▸ **対象の文章**:
ねえ。来年のカレンダー、もうアンタが作ってー!!!


1部2000円。

ご注文、お問合わせは芽々商会へ。(▼∀▼)


ナンツッテー!(≧▽≦)








無事東京にたどり着き、家に着いたのは深夜過ぎ。


既に寝ている家族を起こさないように、そうっと動いていたつもりが、


娘の寝ている部屋から「ママ。」と私を呼ぶ声が。



Σ(゚д゚;) ギョッ。起しちゃった?


と、そっと戸を開けてみたら、布団の角を抱きしめてスヤスヤ寝てました。


寝言で私を呼ぶなんて…。



。・゚゚・(≧д≦)・゚゚・。



既にユルくなってた涙腺が再び決壊。


そっと髪を撫でてたら、いきなりパチっと眼を開けて



「何?」 ( ̄へ  ̄ 凸



ジロリと私を睨んで、また寝てもーた…。

▸ **抽出した項目**:
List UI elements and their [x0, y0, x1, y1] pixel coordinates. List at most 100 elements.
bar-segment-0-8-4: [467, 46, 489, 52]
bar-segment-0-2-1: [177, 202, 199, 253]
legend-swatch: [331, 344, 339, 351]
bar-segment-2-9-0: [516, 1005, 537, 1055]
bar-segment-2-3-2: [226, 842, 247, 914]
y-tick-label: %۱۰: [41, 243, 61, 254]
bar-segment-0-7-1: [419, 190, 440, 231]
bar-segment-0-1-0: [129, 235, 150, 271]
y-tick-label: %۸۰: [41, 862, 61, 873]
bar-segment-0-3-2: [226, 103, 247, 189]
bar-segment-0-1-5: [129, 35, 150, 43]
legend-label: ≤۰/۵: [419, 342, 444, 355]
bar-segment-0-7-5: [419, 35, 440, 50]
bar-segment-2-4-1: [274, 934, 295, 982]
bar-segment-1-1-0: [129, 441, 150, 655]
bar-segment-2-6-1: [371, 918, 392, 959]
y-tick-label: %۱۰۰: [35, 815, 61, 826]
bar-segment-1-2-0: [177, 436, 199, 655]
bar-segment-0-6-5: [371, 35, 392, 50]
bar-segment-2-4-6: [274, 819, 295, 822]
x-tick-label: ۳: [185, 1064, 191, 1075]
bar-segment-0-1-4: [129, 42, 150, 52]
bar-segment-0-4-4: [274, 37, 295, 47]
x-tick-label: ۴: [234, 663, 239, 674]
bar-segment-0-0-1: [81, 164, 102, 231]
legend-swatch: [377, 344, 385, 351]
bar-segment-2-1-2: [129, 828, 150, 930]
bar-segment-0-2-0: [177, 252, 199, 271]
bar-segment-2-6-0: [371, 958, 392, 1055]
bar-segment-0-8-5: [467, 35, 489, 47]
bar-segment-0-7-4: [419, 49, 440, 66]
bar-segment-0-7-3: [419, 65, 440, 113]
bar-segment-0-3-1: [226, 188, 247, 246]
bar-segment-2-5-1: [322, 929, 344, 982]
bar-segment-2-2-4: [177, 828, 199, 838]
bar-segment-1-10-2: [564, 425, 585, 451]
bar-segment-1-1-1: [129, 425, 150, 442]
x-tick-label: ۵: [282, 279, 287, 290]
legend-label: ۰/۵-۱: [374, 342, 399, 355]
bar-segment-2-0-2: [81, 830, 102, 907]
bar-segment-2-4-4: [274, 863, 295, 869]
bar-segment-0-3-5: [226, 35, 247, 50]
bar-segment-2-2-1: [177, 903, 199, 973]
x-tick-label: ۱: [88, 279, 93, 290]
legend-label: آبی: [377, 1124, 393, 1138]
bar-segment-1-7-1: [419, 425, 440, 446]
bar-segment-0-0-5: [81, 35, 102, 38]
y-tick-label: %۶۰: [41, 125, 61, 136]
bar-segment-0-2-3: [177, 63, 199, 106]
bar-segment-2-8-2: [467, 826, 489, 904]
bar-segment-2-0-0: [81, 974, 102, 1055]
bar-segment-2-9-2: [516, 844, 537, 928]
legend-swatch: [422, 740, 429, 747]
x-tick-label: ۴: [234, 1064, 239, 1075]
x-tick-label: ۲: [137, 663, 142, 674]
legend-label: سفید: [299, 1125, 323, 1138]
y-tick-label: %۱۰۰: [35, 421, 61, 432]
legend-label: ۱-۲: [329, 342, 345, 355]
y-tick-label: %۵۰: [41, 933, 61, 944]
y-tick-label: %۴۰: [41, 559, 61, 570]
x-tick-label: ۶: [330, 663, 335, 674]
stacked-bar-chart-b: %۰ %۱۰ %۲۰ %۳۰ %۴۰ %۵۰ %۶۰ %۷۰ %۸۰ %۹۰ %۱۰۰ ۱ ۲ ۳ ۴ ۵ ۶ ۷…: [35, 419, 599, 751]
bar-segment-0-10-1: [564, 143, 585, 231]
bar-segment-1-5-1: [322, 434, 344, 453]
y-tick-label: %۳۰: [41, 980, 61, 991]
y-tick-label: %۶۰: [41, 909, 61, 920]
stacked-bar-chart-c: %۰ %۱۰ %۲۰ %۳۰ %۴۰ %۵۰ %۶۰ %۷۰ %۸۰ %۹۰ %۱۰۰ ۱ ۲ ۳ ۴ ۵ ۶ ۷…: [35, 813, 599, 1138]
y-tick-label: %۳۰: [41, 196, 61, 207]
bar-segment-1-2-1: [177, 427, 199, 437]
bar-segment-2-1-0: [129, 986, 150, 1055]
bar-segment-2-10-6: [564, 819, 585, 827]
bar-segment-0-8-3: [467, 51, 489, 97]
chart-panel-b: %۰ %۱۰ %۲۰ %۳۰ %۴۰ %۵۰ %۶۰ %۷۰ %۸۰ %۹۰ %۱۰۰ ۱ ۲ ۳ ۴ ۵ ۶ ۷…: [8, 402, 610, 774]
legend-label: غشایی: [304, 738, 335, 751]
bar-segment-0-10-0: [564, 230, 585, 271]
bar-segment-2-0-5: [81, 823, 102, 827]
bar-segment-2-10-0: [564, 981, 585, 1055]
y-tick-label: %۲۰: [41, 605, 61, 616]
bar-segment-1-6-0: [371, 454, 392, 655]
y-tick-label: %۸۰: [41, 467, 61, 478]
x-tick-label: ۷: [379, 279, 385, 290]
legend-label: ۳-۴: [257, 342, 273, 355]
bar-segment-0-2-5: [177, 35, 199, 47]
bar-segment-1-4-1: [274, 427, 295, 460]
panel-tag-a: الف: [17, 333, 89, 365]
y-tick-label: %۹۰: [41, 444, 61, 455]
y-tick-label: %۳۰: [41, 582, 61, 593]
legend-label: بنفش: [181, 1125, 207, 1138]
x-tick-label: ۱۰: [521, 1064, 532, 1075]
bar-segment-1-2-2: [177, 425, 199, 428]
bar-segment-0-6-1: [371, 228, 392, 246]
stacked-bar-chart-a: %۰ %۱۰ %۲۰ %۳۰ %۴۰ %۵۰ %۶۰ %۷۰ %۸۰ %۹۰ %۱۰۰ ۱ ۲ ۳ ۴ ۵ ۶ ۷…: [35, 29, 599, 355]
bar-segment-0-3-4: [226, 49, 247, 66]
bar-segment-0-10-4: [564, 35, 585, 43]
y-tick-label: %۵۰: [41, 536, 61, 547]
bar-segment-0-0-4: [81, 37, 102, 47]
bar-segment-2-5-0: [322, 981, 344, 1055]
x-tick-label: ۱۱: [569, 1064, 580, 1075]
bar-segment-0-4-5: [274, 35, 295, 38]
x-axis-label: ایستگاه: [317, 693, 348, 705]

▸ **作業指示**:
a: 娘の寝言の文章にある「無事東京にたどり着き、家に着いたのは深夜過ぎ。」を英語に訳してください。
b: 娘の寝言の文章を、最後の一文の後から引き継いで書き進めてください。
抽出した項目は、文章とは別の資料です。

▸ **番号別解答**:
a: I made it back to Tokyo safely, and it was past midnight by the time I got home.

b:
寝ながらにして、ナニ?この塩対応…。 (TωT)ヒーン






さて…。


今回は、ちょっとほろ苦いコンサートとなりました大阪ザ・シンフォニーホール。



でもね、今回も私、とても大切なことをたくさん教えていただきました。



そして、嬉しいご報告。


次の日行った病院の検査で、私の聴力、少しずつですが回復していることが分かりました。


\(^o^)/ ヤッター!




あんまり長々と書くと、しつこくなるのでやめておきます。



だた一言。



ありがとう。




すべての皆さまに、愛と感謝をこめて。